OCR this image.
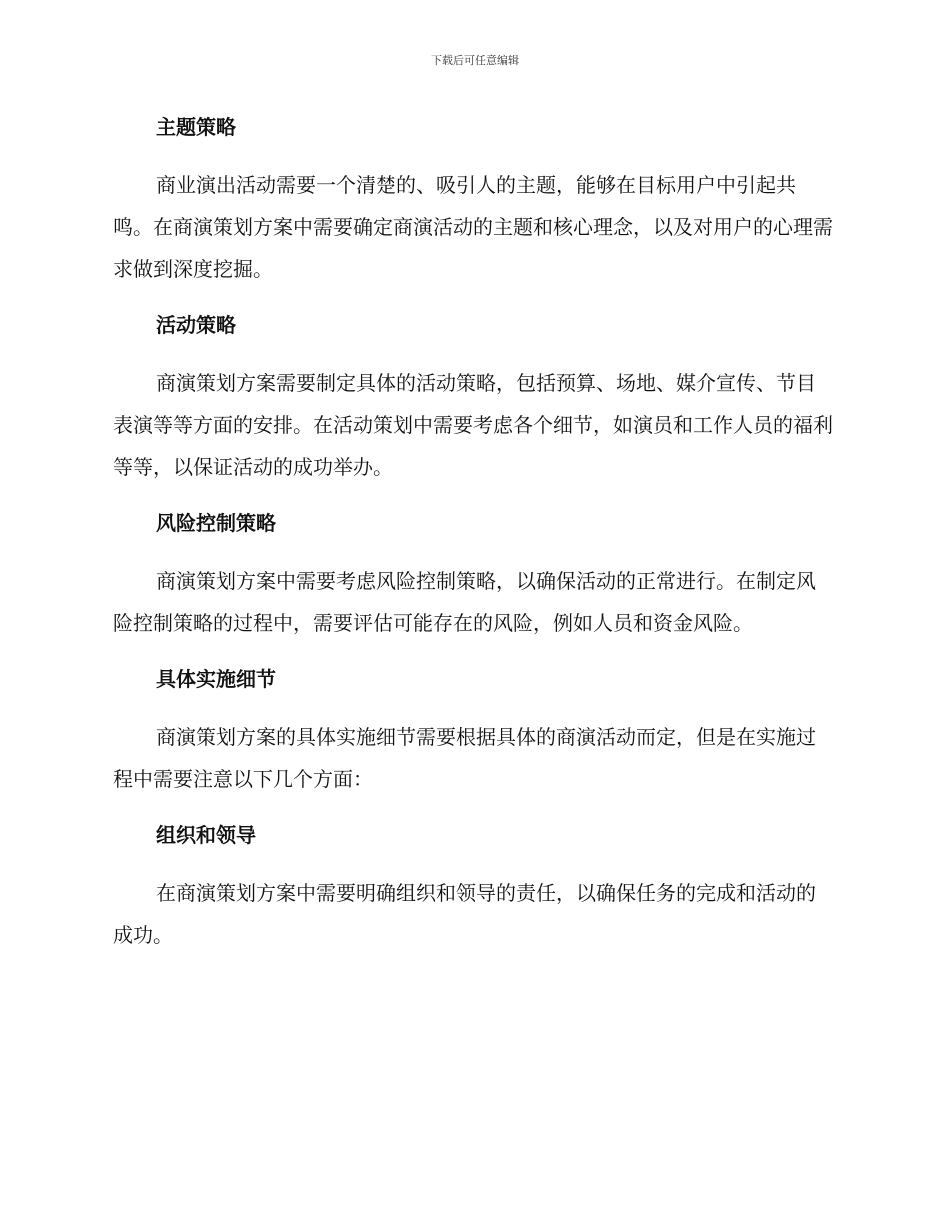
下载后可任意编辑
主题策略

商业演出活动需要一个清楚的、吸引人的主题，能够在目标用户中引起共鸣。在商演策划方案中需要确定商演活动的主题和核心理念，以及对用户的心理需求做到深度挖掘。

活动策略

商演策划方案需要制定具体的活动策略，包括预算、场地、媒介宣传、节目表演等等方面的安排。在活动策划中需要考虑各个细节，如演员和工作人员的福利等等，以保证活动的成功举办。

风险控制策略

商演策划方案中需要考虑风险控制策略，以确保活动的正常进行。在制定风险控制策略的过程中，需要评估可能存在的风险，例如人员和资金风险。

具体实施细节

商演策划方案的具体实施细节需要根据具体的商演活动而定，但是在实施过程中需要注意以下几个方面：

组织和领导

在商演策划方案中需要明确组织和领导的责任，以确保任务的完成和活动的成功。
───
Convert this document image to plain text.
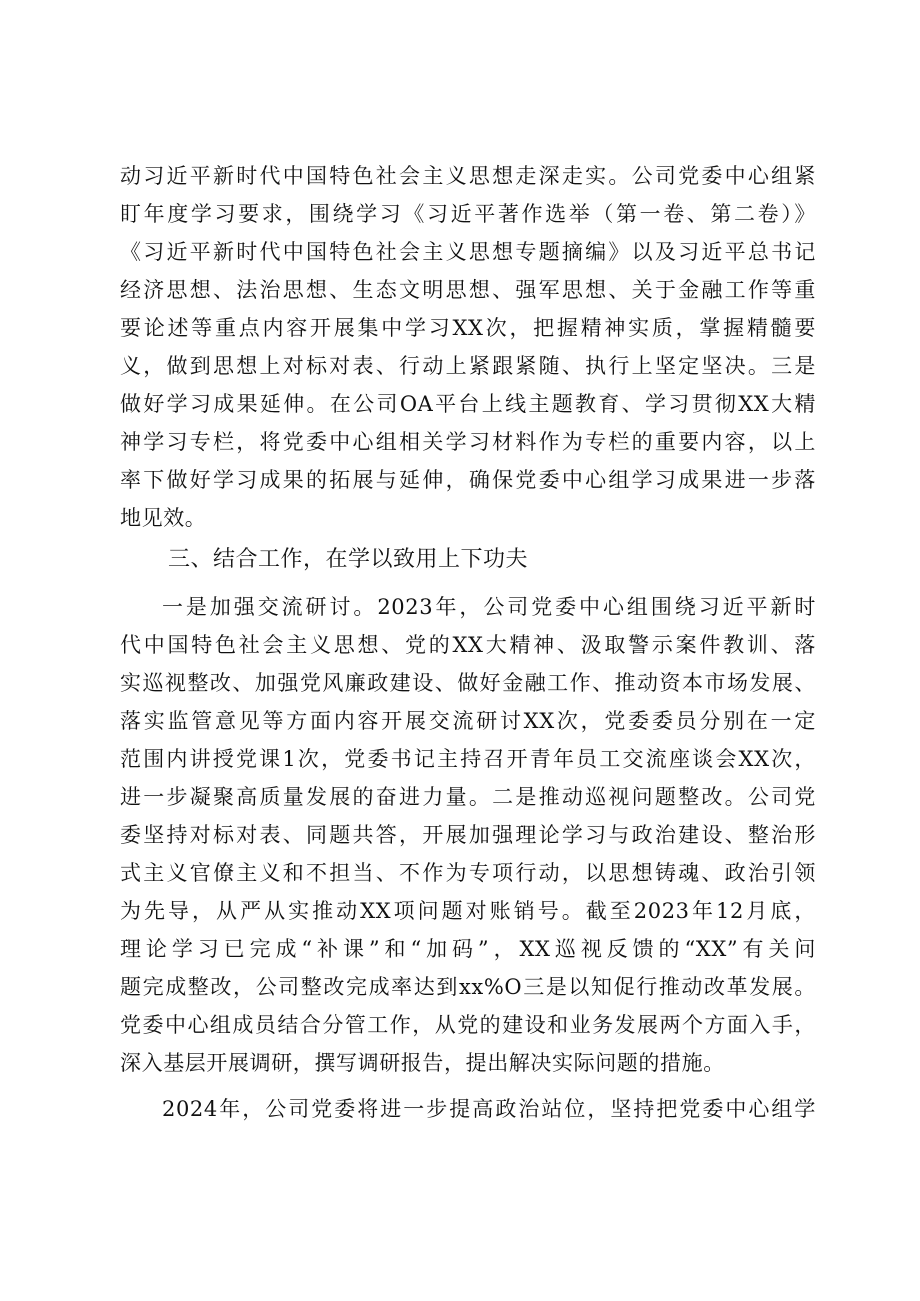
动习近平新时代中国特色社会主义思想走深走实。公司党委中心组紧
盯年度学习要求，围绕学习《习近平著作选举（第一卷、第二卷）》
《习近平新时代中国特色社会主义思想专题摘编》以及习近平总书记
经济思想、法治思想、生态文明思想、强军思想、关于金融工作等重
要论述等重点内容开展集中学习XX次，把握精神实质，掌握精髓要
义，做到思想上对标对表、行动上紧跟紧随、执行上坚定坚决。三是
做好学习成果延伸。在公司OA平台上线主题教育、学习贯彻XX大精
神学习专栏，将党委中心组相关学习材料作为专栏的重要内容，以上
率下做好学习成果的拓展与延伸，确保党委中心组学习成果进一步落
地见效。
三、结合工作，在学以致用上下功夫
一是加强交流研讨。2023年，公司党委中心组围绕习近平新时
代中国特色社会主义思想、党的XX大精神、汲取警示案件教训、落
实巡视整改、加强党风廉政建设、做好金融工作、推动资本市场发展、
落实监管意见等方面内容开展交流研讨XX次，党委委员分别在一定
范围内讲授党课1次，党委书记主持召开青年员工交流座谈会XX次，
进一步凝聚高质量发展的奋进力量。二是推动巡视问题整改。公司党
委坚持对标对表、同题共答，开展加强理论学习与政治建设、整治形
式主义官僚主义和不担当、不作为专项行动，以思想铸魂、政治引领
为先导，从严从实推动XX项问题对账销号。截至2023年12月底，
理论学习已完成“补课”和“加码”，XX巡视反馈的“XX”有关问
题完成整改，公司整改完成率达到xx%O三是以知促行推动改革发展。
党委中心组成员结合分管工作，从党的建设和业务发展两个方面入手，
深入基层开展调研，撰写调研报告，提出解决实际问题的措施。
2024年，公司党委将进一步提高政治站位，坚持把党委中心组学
───
The request.
List the lines of the material in which the word "this" occurs.

Answer to the task.
OCR this image.
Convert this document image to plain text.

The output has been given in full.